Scan the entries for the string "FIGURE" and give the number of lines that have it, nothing further.

Material supplied:
★ ★ ★ ★ ★

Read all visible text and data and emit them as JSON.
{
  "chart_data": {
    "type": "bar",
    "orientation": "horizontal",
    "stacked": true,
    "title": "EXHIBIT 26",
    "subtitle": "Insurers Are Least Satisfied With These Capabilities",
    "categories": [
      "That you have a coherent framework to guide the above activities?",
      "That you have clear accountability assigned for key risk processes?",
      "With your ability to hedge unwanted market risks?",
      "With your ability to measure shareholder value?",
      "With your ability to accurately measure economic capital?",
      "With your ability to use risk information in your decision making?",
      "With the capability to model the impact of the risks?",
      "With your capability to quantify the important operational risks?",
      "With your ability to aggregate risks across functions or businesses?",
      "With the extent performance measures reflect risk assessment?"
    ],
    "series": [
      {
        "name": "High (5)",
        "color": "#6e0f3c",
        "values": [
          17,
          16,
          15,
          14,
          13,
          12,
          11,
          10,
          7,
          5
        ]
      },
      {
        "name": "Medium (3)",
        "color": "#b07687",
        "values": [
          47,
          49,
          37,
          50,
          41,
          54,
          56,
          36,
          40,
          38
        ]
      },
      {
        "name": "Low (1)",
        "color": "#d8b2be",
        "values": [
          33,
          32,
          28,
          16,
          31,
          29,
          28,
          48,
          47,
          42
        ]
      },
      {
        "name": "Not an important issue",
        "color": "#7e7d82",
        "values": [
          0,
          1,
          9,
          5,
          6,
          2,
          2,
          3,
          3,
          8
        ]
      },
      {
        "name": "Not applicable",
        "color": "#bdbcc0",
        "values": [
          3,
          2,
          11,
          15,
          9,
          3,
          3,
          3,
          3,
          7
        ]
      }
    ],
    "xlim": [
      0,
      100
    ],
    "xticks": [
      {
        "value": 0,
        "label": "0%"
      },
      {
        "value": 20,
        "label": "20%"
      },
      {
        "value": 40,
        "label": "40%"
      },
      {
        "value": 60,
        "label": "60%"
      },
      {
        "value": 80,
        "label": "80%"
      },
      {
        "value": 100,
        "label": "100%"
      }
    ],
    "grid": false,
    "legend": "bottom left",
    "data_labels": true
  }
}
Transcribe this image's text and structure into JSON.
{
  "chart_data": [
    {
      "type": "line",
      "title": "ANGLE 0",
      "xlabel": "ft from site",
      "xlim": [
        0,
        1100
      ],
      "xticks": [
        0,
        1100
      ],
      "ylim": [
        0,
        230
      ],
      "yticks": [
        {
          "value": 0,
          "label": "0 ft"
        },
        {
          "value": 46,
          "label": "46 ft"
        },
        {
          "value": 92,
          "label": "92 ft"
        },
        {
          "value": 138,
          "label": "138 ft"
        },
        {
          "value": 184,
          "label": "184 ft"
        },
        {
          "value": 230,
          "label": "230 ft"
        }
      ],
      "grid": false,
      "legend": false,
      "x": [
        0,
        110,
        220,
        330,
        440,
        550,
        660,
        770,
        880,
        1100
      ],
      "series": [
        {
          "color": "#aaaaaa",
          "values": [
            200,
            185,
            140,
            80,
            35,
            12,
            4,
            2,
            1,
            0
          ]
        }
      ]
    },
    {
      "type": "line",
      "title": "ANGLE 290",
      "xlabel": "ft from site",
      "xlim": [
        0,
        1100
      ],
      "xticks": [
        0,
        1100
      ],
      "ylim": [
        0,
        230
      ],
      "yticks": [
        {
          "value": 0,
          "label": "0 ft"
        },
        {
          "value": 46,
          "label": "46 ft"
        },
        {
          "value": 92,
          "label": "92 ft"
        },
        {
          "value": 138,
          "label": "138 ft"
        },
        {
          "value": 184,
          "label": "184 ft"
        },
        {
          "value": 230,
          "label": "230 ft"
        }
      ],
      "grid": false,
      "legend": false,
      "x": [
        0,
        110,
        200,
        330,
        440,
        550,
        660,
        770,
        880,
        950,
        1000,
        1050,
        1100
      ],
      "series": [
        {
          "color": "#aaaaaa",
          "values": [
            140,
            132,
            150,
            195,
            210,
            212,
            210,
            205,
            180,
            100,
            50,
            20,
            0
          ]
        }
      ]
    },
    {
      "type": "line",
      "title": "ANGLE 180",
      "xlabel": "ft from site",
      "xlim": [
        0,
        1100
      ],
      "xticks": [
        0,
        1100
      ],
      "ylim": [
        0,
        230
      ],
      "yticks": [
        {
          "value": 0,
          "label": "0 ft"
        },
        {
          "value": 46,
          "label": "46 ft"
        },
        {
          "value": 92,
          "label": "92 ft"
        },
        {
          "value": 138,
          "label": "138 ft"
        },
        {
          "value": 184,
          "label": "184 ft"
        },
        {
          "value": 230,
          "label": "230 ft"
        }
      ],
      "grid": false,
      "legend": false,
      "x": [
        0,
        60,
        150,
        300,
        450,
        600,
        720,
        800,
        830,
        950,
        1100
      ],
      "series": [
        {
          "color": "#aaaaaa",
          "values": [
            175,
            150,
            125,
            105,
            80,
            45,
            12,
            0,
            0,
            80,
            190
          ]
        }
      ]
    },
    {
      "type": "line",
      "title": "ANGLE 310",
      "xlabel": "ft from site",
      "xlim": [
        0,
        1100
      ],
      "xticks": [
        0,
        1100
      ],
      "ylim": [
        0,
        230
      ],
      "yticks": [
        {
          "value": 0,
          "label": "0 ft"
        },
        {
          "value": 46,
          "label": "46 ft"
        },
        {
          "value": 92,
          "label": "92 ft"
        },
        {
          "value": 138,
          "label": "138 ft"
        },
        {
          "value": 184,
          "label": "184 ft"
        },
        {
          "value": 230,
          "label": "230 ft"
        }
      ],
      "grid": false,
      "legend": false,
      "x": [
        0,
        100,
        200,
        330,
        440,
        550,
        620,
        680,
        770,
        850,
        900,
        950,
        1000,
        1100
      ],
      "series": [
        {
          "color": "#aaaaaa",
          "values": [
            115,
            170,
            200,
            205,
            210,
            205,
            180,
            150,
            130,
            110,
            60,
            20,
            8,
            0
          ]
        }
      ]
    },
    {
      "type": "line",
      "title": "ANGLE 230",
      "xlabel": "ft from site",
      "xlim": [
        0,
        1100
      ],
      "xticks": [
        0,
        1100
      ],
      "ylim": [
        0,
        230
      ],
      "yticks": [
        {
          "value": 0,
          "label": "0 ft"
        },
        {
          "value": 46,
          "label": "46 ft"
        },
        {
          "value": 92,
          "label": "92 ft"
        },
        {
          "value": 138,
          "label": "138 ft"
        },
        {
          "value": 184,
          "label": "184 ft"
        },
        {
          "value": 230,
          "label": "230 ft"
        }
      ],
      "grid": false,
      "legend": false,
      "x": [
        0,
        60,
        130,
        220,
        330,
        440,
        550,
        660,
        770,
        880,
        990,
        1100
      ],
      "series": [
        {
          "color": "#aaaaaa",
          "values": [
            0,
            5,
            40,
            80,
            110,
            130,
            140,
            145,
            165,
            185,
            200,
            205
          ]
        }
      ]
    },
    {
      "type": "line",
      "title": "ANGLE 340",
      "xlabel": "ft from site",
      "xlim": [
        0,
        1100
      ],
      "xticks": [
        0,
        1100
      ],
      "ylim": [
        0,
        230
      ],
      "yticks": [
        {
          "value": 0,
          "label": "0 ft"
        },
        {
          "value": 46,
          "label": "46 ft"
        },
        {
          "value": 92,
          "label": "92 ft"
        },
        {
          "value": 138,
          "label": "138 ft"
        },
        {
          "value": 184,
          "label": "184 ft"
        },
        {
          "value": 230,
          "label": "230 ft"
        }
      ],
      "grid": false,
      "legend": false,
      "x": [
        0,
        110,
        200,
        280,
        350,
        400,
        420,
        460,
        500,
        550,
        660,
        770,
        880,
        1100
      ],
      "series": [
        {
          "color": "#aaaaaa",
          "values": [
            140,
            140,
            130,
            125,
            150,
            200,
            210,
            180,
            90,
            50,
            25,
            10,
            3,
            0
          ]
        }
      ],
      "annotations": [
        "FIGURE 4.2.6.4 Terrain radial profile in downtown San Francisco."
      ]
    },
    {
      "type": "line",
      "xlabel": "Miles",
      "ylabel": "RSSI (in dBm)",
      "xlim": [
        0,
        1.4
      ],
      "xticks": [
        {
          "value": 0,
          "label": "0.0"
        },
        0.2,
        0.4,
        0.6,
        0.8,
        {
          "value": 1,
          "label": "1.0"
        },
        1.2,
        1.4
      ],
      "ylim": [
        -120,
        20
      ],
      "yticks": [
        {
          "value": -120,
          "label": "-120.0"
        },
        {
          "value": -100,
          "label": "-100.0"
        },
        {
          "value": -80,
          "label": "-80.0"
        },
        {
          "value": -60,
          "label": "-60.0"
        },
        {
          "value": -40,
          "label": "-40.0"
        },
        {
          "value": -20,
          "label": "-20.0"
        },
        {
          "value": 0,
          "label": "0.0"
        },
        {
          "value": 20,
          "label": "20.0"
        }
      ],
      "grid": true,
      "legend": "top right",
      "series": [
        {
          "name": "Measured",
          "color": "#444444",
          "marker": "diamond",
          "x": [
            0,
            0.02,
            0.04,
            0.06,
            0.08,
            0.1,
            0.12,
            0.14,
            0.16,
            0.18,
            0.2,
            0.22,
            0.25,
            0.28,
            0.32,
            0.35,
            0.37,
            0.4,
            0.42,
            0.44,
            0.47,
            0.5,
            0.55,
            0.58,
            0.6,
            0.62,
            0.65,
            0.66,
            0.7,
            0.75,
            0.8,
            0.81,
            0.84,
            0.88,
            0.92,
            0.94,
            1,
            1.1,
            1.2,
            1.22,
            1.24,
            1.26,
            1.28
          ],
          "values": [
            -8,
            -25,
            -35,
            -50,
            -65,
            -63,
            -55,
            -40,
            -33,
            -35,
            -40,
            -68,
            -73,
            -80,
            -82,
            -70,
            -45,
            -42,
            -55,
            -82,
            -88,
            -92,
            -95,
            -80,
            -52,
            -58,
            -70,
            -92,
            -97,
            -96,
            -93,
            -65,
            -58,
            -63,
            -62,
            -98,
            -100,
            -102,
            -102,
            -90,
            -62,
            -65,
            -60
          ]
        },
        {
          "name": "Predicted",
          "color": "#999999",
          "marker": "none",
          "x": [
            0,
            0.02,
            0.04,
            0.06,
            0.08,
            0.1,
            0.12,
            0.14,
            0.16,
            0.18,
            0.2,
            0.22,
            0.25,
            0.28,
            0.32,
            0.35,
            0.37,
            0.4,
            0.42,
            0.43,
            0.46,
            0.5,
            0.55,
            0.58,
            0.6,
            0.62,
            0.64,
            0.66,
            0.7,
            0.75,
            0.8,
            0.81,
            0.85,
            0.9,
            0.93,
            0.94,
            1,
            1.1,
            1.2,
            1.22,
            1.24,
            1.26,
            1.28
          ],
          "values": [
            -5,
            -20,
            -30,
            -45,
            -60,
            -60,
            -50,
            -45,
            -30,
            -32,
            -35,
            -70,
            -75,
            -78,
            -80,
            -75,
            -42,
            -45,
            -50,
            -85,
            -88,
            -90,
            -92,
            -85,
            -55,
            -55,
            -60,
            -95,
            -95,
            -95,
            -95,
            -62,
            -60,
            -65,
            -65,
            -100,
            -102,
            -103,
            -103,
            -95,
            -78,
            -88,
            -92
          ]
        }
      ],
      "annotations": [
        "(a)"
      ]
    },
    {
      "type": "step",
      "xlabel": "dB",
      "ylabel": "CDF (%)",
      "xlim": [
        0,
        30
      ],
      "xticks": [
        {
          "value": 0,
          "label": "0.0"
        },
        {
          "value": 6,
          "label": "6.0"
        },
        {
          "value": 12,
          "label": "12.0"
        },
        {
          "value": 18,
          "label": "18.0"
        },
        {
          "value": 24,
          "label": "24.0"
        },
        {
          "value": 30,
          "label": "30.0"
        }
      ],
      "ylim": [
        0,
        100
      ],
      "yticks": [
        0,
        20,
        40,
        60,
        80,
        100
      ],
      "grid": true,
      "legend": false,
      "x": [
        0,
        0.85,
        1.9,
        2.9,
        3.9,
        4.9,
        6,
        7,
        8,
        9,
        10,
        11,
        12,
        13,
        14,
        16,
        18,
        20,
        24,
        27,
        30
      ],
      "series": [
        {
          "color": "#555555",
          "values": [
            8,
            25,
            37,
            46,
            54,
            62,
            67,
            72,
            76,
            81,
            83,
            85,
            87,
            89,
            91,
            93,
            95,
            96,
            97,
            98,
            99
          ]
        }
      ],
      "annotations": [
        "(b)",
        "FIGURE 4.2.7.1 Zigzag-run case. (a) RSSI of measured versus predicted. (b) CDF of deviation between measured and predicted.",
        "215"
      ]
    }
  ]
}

★ ★ ★ ★ ★

Solved exercise: 2